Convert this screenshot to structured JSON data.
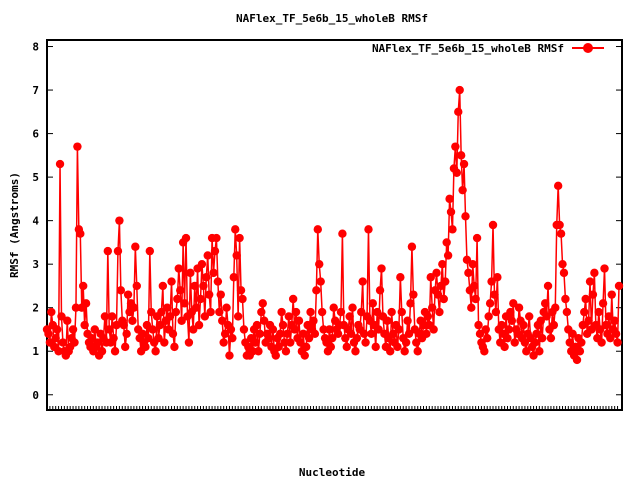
{
  "chart_data": {
    "type": "line",
    "title": "NAFlex_TF_5e6b_15_wholeB RMSf",
    "xlabel": "Nucleotide",
    "ylabel": "RMSf (Angstroms)",
    "ylim": [
      -0.35,
      8.15
    ],
    "yticks": [
      0,
      1,
      2,
      3,
      4,
      5,
      6,
      7,
      8
    ],
    "grid": false,
    "legend_position": "top-right",
    "series": [
      {
        "name": "NAFlex_TF_5e6b_15_wholeB RMSf",
        "color": "#ff0000",
        "values": [
          1.5,
          1.4,
          1.2,
          1.9,
          1.6,
          1.1,
          1.3,
          1.5,
          1.0,
          5.3,
          1.8,
          1.2,
          1.0,
          0.9,
          1.7,
          1.0,
          1.1,
          1.3,
          1.5,
          1.2,
          2.0,
          5.7,
          3.8,
          3.7,
          2.0,
          2.5,
          1.6,
          2.1,
          1.4,
          1.2,
          1.1,
          1.3,
          1.0,
          1.5,
          1.1,
          1.2,
          0.9,
          1.4,
          1.0,
          1.3,
          1.8,
          1.2,
          3.3,
          1.5,
          1.2,
          1.8,
          1.3,
          1.0,
          1.6,
          3.3,
          4.0,
          2.4,
          1.7,
          1.6,
          1.1,
          1.4,
          2.3,
          1.9,
          2.1,
          1.7,
          2.0,
          3.4,
          2.5,
          1.5,
          1.3,
          1.0,
          1.4,
          1.2,
          1.1,
          1.6,
          1.3,
          3.3,
          1.9,
          1.5,
          1.2,
          1.0,
          1.8,
          1.3,
          1.6,
          1.9,
          2.5,
          1.2,
          1.7,
          2.0,
          1.5,
          1.8,
          2.6,
          1.4,
          1.1,
          1.9,
          2.2,
          2.9,
          2.4,
          1.7,
          3.5,
          2.1,
          3.6,
          1.8,
          1.2,
          2.8,
          1.9,
          1.5,
          2.5,
          2.0,
          2.9,
          1.6,
          2.2,
          3.0,
          2.5,
          1.8,
          2.7,
          3.2,
          2.3,
          1.9,
          3.6,
          2.8,
          3.3,
          3.6,
          2.6,
          1.9,
          2.3,
          1.7,
          1.2,
          1.4,
          2.0,
          1.6,
          0.9,
          1.5,
          1.3,
          2.7,
          3.8,
          3.2,
          1.8,
          3.6,
          2.4,
          2.2,
          1.5,
          1.2,
          0.9,
          1.1,
          0.9,
          1.3,
          1.0,
          1.5,
          1.2,
          1.6,
          1.0,
          1.4,
          1.9,
          2.1,
          1.7,
          1.2,
          1.4,
          1.3,
          1.6,
          1.1,
          1.5,
          1.0,
          0.9,
          1.3,
          1.1,
          1.4,
          1.9,
          1.6,
          1.2,
          1.0,
          1.4,
          1.8,
          1.2,
          1.6,
          2.2,
          1.5,
          1.9,
          1.3,
          1.7,
          1.2,
          1.0,
          1.4,
          0.9,
          1.1,
          1.6,
          1.3,
          1.9,
          1.5,
          1.7,
          1.4,
          2.4,
          3.8,
          3.0,
          2.6,
          1.9,
          1.5,
          1.3,
          1.2,
          1.0,
          1.5,
          1.1,
          1.3,
          2.0,
          1.7,
          1.5,
          1.4,
          1.6,
          1.9,
          3.7,
          1.6,
          1.3,
          1.1,
          1.5,
          1.8,
          1.4,
          2.0,
          1.2,
          1.0,
          1.3,
          1.6,
          1.5,
          1.9,
          2.6,
          1.4,
          1.2,
          1.8,
          3.8,
          1.7,
          1.4,
          2.1,
          1.6,
          1.1,
          1.9,
          1.5,
          2.4,
          2.9,
          1.8,
          1.4,
          1.1,
          1.7,
          1.3,
          1.0,
          1.9,
          1.4,
          1.2,
          1.6,
          1.1,
          1.5,
          2.7,
          1.9,
          1.3,
          1.0,
          1.2,
          1.7,
          1.4,
          2.1,
          3.4,
          2.3,
          1.5,
          1.2,
          1.0,
          1.4,
          1.7,
          1.3,
          1.6,
          1.9,
          1.4,
          1.8,
          1.6,
          2.7,
          2.0,
          1.5,
          2.4,
          2.8,
          2.3,
          1.9,
          2.5,
          3.0,
          2.2,
          2.6,
          3.5,
          3.2,
          4.5,
          4.2,
          3.8,
          5.2,
          5.7,
          5.1,
          6.5,
          7.0,
          5.5,
          4.7,
          5.3,
          4.1,
          3.1,
          2.8,
          2.4,
          2.0,
          3.0,
          2.5,
          2.2,
          3.6,
          1.6,
          1.4,
          1.2,
          1.1,
          1.0,
          1.5,
          1.3,
          1.8,
          2.1,
          2.6,
          3.9,
          2.3,
          1.9,
          2.7,
          1.5,
          1.2,
          1.6,
          1.4,
          1.1,
          1.8,
          1.3,
          1.5,
          1.9,
          1.7,
          2.1,
          1.2,
          1.5,
          1.4,
          2.0,
          1.7,
          1.3,
          1.6,
          1.2,
          1.0,
          1.4,
          1.8,
          1.3,
          1.1,
          0.9,
          1.2,
          1.4,
          1.6,
          1.0,
          1.7,
          1.3,
          1.9,
          2.1,
          1.8,
          2.5,
          1.5,
          1.3,
          1.9,
          1.6,
          2.0,
          3.9,
          4.8,
          3.9,
          3.7,
          3.0,
          2.8,
          2.2,
          1.9,
          1.5,
          1.2,
          1.0,
          1.4,
          0.9,
          1.1,
          0.8,
          1.3,
          1.0,
          1.2,
          1.6,
          1.9,
          2.2,
          1.4,
          1.7,
          2.6,
          1.5,
          2.3,
          2.8,
          1.6,
          1.3,
          1.9,
          1.5,
          1.2,
          2.1,
          2.9,
          1.6,
          1.4,
          1.8,
          1.3,
          2.3,
          1.5,
          1.7,
          1.4,
          1.2,
          2.5
        ]
      }
    ]
  }
}
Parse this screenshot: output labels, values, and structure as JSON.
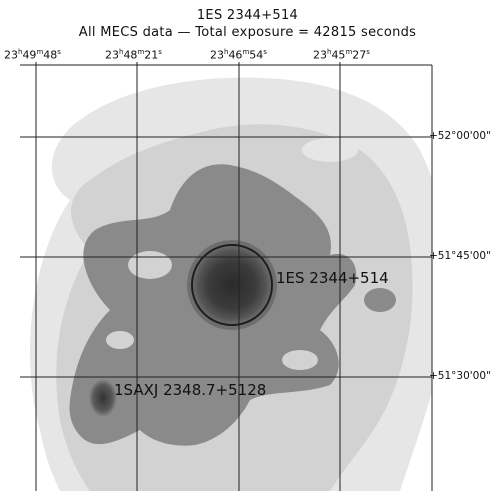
{
  "header": {
    "title": "1ES 2344+514",
    "subtitle": "All MECS data — Total exposure = 42815 seconds"
  },
  "ra_labels": [
    {
      "h": "23",
      "m": "49",
      "s": "48"
    },
    {
      "h": "23",
      "m": "48",
      "s": "21"
    },
    {
      "h": "23",
      "m": "46",
      "s": "54"
    },
    {
      "h": "23",
      "m": "45",
      "s": "27"
    }
  ],
  "dec_labels": [
    "+52°00'00\"",
    "+51°45'00\"",
    "+51°30'00\""
  ],
  "sources": [
    {
      "label": "1ES 2344+514"
    },
    {
      "label": "1SAXJ 2348.7+5128"
    }
  ]
}
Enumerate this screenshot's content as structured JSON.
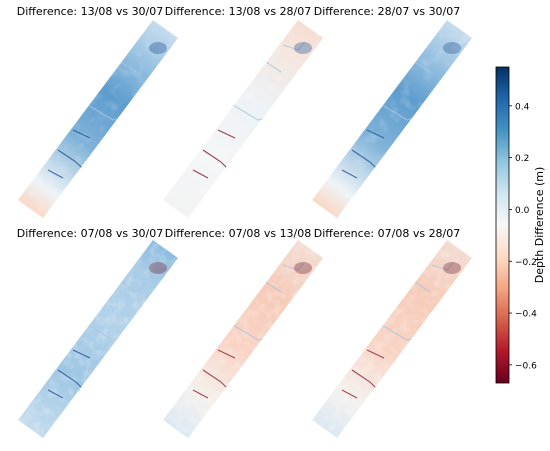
{
  "chart_data": {
    "type": "heatmap",
    "panels": [
      {
        "title": "Difference: 13/08 vs 30/07",
        "pattern": "positive-strong",
        "noise": "med"
      },
      {
        "title": "Difference: 13/08 vs 28/07",
        "pattern": "near-zero",
        "noise": "med"
      },
      {
        "title": "Difference: 28/07 vs 30/07",
        "pattern": "positive-strong",
        "noise": "med"
      },
      {
        "title": "Difference: 07/08 vs 30/07",
        "pattern": "positive-moderate",
        "noise": "high"
      },
      {
        "title": "Difference: 07/08 vs 13/08",
        "pattern": "negative-mild",
        "noise": "high"
      },
      {
        "title": "Difference: 07/08 vs 28/07",
        "pattern": "negative-mild",
        "noise": "high"
      }
    ],
    "colorbar": {
      "label": "Depth Difference (m)",
      "range": [
        -0.67,
        0.55
      ],
      "ticks": [
        0.4,
        0.2,
        0.0,
        -0.2,
        -0.4,
        -0.6
      ],
      "tick_labels": [
        "0.4",
        "0.2",
        "0.0",
        "−0.2",
        "−0.4",
        "−0.6"
      ],
      "colormap": "RdBu (diverging, blue = positive, red = negative)",
      "stops": [
        "#67001f",
        "#b2182b",
        "#d6604d",
        "#f4a582",
        "#fddbc7",
        "#f7f7f7",
        "#d1e5f0",
        "#92c5de",
        "#4393c3",
        "#2166ac",
        "#053061"
      ]
    }
  }
}
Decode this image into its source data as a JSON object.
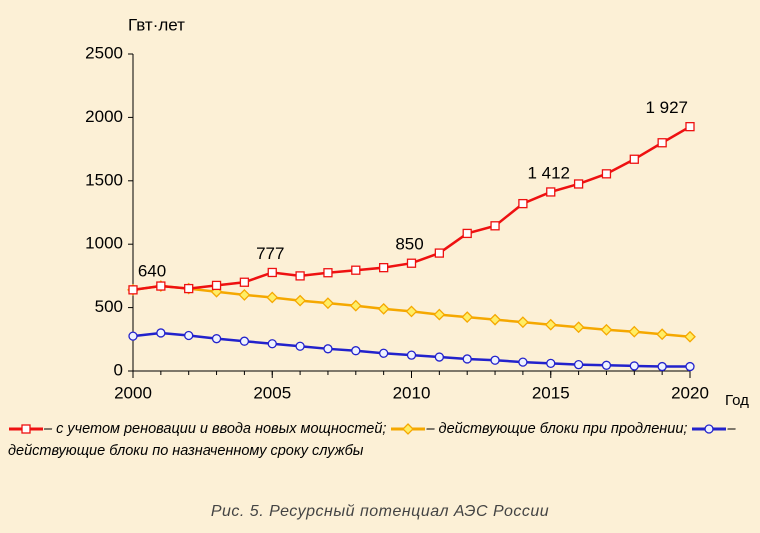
{
  "chart_data": {
    "type": "line",
    "y_label": "Гвт·лет",
    "x_label": "Год",
    "caption": "Рис. 5. Ресурсный потенциал АЭС России",
    "x": [
      2000,
      2001,
      2002,
      2003,
      2004,
      2005,
      2006,
      2007,
      2008,
      2009,
      2010,
      2011,
      2012,
      2013,
      2014,
      2015,
      2016,
      2017,
      2018,
      2019,
      2020
    ],
    "series": [
      {
        "name": "– с учетом реновации и ввода новых мощностей;",
        "color": "#ee1111",
        "marker": "square",
        "values": [
          640,
          670,
          650,
          675,
          700,
          777,
          750,
          775,
          795,
          815,
          850,
          930,
          1085,
          1145,
          1320,
          1412,
          1475,
          1555,
          1670,
          1800,
          1927
        ],
        "value_labels": [
          "640",
          null,
          null,
          null,
          null,
          "777",
          null,
          null,
          null,
          null,
          "850",
          null,
          null,
          null,
          null,
          "1 412",
          null,
          null,
          null,
          null,
          "1 927"
        ]
      },
      {
        "name": "– действующие блоки при продлении;",
        "color": "#f5a800",
        "marker": "diamond",
        "values": [
          640,
          670,
          650,
          625,
          600,
          580,
          555,
          535,
          515,
          490,
          470,
          445,
          425,
          405,
          385,
          365,
          345,
          325,
          310,
          290,
          270
        ]
      },
      {
        "name": "– действующие блоки по назначенному сроку службы",
        "color": "#2222cc",
        "marker": "circle",
        "values": [
          275,
          300,
          280,
          255,
          235,
          215,
          195,
          175,
          160,
          140,
          125,
          110,
          95,
          85,
          70,
          60,
          50,
          45,
          40,
          35,
          35
        ]
      }
    ],
    "xlim": [
      2000,
      2020
    ],
    "xticks": [
      2000,
      2005,
      2010,
      2015,
      2020
    ],
    "ylim": [
      0,
      2500
    ],
    "yticks": [
      0,
      500,
      1000,
      1500,
      2000,
      2500
    ],
    "grid": false
  }
}
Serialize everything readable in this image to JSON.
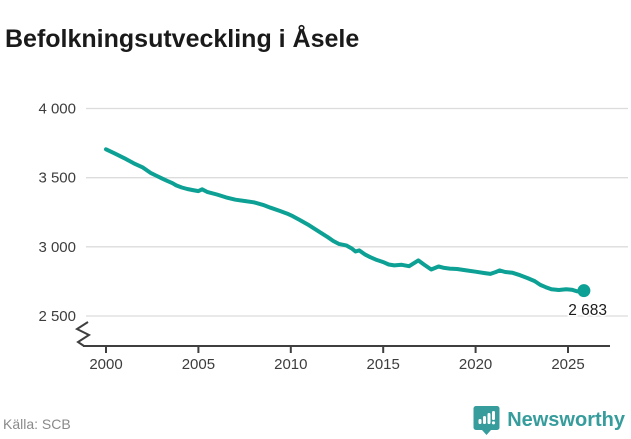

*****

**THE PROBLEM**
Where a line in the entries holds "RMSf", copy that line.

**ANSWER TO THE TASK**
    "title": "NAFlex_TF_5e6b_15_wholeB RMSf",
    "ylabel": "RMSf (Angstroms)",
        "name": "NAFlex_TF_5e6b_15_wholeB RMSf",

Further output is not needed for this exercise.